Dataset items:
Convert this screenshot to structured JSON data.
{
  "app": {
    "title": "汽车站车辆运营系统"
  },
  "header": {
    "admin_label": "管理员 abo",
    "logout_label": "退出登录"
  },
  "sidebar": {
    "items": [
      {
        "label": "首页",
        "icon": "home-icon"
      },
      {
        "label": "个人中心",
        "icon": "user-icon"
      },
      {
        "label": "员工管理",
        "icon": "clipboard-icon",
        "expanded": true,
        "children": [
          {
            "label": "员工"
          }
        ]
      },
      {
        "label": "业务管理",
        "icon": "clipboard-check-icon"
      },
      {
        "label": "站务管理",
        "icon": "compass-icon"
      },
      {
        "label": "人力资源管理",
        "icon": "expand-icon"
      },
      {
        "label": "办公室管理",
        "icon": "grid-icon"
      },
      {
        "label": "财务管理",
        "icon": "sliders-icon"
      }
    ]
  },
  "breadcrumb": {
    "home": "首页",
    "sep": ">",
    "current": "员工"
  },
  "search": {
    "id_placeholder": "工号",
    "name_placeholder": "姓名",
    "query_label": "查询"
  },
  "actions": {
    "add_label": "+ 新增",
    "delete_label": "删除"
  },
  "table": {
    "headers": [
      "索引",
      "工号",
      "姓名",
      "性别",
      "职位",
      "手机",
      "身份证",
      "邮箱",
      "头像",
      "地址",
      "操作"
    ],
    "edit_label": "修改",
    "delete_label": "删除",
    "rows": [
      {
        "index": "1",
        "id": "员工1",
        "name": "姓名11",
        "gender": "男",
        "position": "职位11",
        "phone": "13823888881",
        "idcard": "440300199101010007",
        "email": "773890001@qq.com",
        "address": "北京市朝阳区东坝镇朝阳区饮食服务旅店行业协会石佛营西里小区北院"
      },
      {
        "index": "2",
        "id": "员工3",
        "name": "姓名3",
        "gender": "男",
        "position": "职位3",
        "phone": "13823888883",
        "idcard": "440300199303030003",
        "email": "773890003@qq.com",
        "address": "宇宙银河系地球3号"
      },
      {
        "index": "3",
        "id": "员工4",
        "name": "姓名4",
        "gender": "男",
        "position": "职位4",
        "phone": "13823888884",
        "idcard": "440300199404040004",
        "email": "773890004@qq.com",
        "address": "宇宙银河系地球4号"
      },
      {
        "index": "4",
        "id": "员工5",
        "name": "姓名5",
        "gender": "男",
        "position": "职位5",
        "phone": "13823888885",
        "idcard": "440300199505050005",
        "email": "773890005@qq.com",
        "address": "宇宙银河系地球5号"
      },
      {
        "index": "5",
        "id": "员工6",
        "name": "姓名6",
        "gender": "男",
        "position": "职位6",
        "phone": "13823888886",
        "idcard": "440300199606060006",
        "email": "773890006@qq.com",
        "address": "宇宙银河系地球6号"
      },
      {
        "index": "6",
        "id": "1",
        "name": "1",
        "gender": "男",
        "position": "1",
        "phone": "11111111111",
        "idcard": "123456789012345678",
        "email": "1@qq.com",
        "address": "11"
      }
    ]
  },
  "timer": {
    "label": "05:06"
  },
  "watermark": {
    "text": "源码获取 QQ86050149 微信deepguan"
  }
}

What you should do. From the listing above, extract all records word for word.

Solution to the exercise.
Convert this screenshot to structured JSON data.
{
  "app": {
    "title": "汽车站车辆运营系统"
  },
  "header": {
    "admin_label": "管理员 abo",
    "logout_label": "退出登录"
  },
  "sidebar": {
    "items": [
      {
        "label": "首页",
        "icon": "home-icon"
      },
      {
        "label": "个人中心",
        "icon": "user-icon"
      },
      {
        "label": "员工管理",
        "icon": "clipboard-icon",
        "expanded": true,
        "children": [
          {
            "label": "员工"
          }
        ]
      },
      {
        "label": "业务管理",
        "icon": "clipboard-check-icon"
      },
      {
        "label": "站务管理",
        "icon": "compass-icon"
      },
      {
        "label": "人力资源管理",
        "icon": "expand-icon"
      },
      {
        "label": "办公室管理",
        "icon": "grid-icon"
      },
      {
        "label": "财务管理",
        "icon": "sliders-icon"
      }
    ]
  },
  "breadcrumb": {
    "home": "首页",
    "sep": ">",
    "current": "员工"
  },
  "search": {
    "id_placeholder": "工号",
    "name_placeholder": "姓名",
    "query_label": "查询"
  },
  "actions": {
    "add_label": "+ 新增",
    "delete_label": "删除"
  },
  "table": {
    "headers": [
      "索引",
      "工号",
      "姓名",
      "性别",
      "职位",
      "手机",
      "身份证",
      "邮箱",
      "头像",
      "地址",
      "操作"
    ],
    "edit_label": "修改",
    "delete_label": "删除",
    "rows": [
      {
        "index": "1",
        "id": "员工1",
        "name": "姓名11",
        "gender": "男",
        "position": "职位11",
        "phone": "13823888881",
        "idcard": "440300199101010007",
        "email": "773890001@qq.com",
        "address": "北京市朝阳区东坝镇朝阳区饮食服务旅店行业协会石佛营西里小区北院"
      },
      {
        "index": "2",
        "id": "员工3",
        "name": "姓名3",
        "gender": "男",
        "position": "职位3",
        "phone": "13823888883",
        "idcard": "440300199303030003",
        "email": "773890003@qq.com",
        "address": "宇宙银河系地球3号"
      },
      {
        "index": "3",
        "id": "员工4",
        "name": "姓名4",
        "gender": "男",
        "position": "职位4",
        "phone": "13823888884",
        "idcard": "440300199404040004",
        "email": "773890004@qq.com",
        "address": "宇宙银河系地球4号"
      },
      {
        "index": "4",
        "id": "员工5",
        "name": "姓名5",
        "gender": "男",
        "position": "职位5",
        "phone": "13823888885",
        "idcard": "440300199505050005",
        "email": "773890005@qq.com",
        "address": "宇宙银河系地球5号"
      },
      {
        "index": "5",
        "id": "员工6",
        "name": "姓名6",
        "gender": "男",
        "position": "职位6",
        "phone": "13823888886",
        "idcard": "440300199606060006",
        "email": "773890006@qq.com",
        "address": "宇宙银河系地球6号"
      },
      {
        "index": "6",
        "id": "1",
        "name": "1",
        "gender": "男",
        "position": "1",
        "phone": "11111111111",
        "idcard": "123456789012345678",
        "email": "1@qq.com",
        "address": "11"
      }
    ]
  },
  "timer": {
    "label": "05:06"
  },
  "watermark": {
    "text": "源码获取 QQ86050149 微信deepguan"
  }
}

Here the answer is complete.